» What needs to be done: Scan the data beneath this task and copy each line that includes "païens".

Collected data entries
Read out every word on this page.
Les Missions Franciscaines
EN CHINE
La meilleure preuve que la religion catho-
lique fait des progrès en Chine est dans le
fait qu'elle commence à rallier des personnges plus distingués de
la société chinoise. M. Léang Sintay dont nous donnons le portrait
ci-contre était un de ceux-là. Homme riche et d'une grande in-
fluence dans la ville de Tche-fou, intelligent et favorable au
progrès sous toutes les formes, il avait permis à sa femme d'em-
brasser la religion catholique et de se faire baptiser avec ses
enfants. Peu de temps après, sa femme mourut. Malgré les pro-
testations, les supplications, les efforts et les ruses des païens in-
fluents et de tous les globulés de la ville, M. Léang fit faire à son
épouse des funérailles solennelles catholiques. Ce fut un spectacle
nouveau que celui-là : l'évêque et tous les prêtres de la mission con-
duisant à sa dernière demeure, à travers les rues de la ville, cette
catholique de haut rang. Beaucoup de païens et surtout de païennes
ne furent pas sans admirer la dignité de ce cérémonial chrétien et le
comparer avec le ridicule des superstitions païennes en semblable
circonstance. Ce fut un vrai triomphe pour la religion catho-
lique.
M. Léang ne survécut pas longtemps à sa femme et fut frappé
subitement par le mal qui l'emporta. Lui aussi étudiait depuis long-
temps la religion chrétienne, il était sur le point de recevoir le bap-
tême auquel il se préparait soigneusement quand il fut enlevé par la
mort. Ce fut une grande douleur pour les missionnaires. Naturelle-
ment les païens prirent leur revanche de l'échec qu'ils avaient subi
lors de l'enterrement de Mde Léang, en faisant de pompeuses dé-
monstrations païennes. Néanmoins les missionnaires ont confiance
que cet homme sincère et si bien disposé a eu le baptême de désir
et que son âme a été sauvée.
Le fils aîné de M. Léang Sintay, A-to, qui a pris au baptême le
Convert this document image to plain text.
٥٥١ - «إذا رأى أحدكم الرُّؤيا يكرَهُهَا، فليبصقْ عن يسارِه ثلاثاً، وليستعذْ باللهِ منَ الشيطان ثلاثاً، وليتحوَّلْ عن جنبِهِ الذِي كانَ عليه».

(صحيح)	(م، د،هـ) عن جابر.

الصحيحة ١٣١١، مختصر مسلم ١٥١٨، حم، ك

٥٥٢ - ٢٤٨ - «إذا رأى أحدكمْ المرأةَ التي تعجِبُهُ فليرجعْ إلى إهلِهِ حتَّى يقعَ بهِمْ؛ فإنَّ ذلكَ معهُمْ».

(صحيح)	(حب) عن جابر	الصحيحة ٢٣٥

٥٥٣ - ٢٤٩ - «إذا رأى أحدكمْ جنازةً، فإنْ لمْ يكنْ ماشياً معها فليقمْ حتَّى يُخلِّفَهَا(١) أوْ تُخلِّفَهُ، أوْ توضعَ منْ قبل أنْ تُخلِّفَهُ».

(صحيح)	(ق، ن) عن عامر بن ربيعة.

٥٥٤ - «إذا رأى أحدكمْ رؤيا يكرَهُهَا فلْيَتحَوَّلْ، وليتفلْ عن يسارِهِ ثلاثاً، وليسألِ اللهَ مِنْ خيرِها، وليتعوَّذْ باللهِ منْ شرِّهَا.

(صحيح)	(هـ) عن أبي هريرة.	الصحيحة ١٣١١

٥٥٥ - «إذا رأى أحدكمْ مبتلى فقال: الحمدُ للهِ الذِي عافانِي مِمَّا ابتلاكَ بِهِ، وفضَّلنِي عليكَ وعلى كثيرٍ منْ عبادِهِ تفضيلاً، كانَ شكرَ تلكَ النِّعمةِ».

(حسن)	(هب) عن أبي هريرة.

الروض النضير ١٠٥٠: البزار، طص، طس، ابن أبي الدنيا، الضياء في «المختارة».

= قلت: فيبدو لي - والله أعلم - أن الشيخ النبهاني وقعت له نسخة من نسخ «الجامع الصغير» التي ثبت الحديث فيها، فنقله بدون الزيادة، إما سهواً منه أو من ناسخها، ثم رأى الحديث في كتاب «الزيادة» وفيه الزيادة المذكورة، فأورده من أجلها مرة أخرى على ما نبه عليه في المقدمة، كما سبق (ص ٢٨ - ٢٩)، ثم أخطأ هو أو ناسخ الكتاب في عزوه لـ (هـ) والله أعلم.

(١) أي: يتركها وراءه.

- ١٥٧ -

» Reply to the task:
testations, les supplications, les efforts et les ruses des païens in-
catholique de haut rang. Beaucoup de païens et surtout de païennes
ment les païens prirent leur revanche de l'échec qu'ils avaient subi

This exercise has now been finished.